» Problem details
Please rewrite the lines below, starting at the one containing "grids <box>129 127 818 944</box>" and ending at the one containing "figure-id: 11641-026 <box>421", as a Markdown table with the columns No. and Entry, giving each line a row number and leaving out blank lines.

» Supplied entries

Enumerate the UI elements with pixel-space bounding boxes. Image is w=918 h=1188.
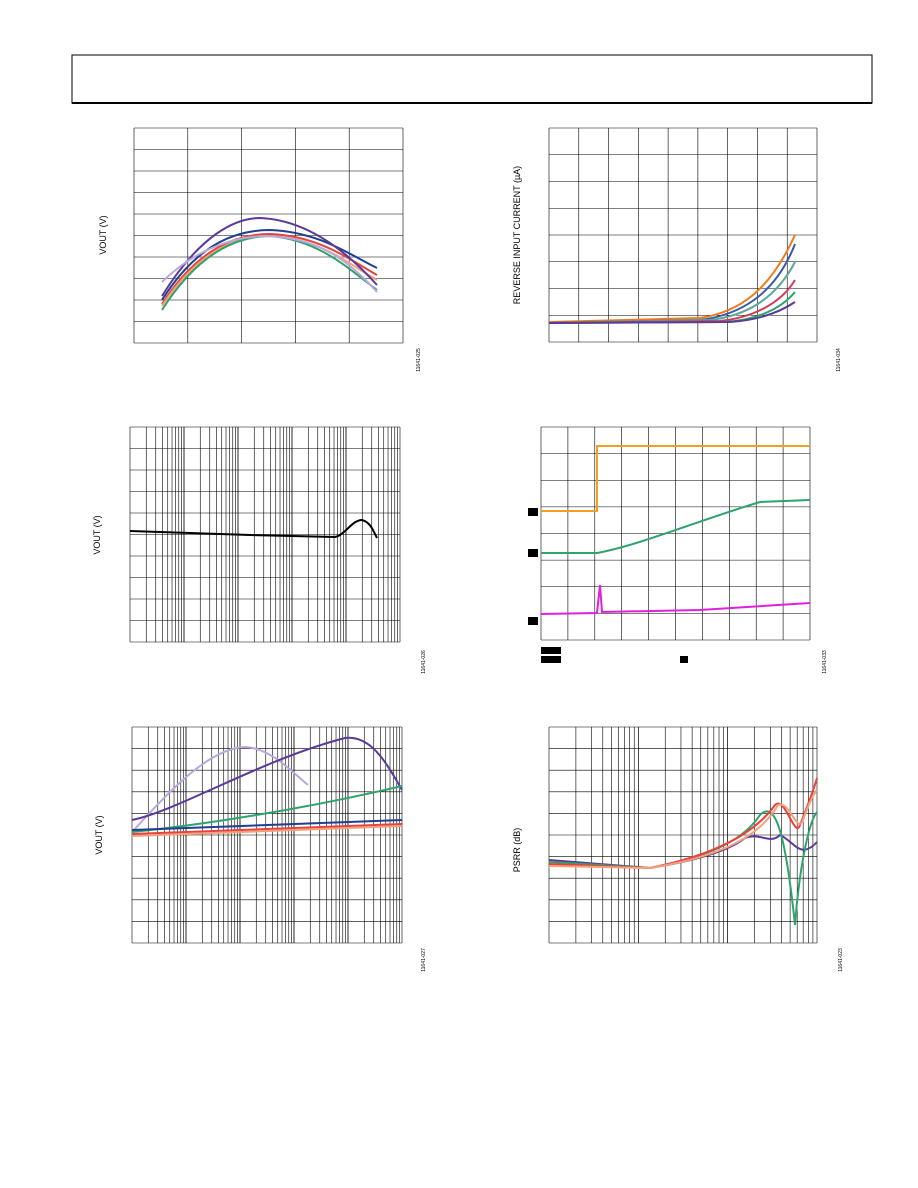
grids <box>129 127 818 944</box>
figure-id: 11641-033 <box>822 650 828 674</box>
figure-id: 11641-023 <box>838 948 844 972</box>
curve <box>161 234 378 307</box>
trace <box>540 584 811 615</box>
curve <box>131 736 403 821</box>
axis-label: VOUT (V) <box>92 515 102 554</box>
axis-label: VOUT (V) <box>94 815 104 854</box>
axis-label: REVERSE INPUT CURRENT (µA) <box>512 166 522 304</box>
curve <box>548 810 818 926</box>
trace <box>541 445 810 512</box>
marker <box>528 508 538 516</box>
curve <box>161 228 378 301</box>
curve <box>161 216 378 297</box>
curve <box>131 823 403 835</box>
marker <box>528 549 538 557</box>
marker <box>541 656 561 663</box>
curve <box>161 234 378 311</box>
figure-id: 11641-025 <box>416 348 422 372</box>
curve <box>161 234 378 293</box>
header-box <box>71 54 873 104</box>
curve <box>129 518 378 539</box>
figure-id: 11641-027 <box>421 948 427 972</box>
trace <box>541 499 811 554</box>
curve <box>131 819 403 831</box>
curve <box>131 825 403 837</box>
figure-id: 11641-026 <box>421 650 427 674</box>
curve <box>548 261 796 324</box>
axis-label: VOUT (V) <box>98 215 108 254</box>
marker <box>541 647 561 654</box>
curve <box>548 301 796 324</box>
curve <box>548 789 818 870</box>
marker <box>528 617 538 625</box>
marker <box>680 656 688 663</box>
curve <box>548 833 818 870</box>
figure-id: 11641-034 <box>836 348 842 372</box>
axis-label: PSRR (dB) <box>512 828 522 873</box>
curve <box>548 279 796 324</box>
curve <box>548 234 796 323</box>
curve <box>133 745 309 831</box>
---
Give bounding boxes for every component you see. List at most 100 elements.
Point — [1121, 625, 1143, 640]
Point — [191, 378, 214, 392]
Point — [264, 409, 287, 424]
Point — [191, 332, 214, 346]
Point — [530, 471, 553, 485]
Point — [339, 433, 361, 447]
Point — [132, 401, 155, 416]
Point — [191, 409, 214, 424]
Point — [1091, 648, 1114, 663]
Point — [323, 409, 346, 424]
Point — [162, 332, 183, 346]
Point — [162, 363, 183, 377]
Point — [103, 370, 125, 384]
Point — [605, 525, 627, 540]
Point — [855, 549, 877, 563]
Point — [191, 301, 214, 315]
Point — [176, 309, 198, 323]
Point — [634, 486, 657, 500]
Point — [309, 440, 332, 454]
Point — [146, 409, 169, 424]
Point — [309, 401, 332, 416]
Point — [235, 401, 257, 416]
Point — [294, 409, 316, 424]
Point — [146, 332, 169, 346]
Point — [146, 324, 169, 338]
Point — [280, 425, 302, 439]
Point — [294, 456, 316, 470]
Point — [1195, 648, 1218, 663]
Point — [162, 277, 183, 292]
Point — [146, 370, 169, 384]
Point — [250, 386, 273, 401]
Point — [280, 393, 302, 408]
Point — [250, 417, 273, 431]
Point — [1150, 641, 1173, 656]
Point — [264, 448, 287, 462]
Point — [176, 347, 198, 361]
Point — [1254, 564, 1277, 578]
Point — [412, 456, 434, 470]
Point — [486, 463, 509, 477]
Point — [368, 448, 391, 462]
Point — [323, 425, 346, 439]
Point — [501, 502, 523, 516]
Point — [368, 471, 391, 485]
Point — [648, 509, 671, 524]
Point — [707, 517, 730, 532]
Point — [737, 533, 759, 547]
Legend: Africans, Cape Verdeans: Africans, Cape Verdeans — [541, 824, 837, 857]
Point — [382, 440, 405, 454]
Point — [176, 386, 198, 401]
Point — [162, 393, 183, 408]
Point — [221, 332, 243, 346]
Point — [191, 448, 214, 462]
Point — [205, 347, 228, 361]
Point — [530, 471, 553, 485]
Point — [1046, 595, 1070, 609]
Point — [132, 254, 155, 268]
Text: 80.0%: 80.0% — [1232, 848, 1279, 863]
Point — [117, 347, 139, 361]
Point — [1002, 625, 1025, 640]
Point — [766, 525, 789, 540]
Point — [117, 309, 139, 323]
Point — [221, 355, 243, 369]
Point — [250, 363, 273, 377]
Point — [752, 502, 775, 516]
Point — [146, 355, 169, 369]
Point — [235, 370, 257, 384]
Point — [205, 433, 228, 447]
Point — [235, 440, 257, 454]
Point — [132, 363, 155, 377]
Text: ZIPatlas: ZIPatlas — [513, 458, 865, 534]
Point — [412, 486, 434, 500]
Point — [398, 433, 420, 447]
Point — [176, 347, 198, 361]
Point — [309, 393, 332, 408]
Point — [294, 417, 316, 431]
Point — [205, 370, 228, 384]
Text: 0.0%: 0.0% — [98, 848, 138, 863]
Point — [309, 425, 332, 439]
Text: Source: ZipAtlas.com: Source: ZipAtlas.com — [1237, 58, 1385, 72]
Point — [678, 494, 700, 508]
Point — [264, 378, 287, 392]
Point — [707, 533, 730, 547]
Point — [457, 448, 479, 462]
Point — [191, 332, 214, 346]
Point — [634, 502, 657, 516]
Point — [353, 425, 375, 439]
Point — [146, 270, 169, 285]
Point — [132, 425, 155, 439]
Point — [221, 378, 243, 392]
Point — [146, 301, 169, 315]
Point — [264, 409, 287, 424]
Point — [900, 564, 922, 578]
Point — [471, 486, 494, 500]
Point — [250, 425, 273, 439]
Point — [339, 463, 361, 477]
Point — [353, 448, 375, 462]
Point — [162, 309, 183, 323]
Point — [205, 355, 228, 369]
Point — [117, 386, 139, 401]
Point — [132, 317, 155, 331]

» Task response
| No. | Entry |
|---|---|
| 1 | grids <box>129 127 818 944</box> |
| 2 | figure-id: 11641-033 <box>822 650 828 674</box> |
| 3 | figure-id: 11641-023 <box>838 948 844 972</box> |
| 4 | curve <box>161 234 378 307</box> |
| 5 | trace <box>540 584 811 615</box> |
| 6 | curve <box>131 736 403 821</box> |
| 7 | axis-label: VOUT (V) <box>92 515 102 554</box> |
| 8 | axis-label: VOUT (V) <box>94 815 104 854</box> |
| 9 | axis-label: REVERSE INPUT CURRENT (µA) <box>512 166 522 304</box> |
| 10 | curve <box>548 810 818 926</box> |
| 11 | trace <box>541 445 810 512</box> |
| 12 | marker <box>528 508 538 516</box> |
| 13 | curve <box>161 228 378 301</box> |
| 14 | curve <box>161 216 378 297</box> |
| 15 | curve <box>131 823 403 835</box> |
| 16 | marker <box>528 549 538 557</box> |
| 17 | marker <box>541 656 561 663</box> |
| 18 | curve <box>161 234 378 311</box> |
| 19 | figure-id: 11641-025 <box>416 348 422 372</box> |
| 20 | curve <box>161 234 378 293</box> |
| 21 | header-box <box>71 54 873 104</box> |
| 22 | curve <box>129 518 378 539</box> |
| 23 | figure-id: 11641-027 <box>421 948 427 972</box> |
| 24 | trace <box>541 499 811 554</box> |
| 25 | curve <box>131 819 403 831</box> |
| 26 | curve <box>131 825 403 837</box> |
| 27 | figure-id: 11641-026 <box>421 650 427 674</box> |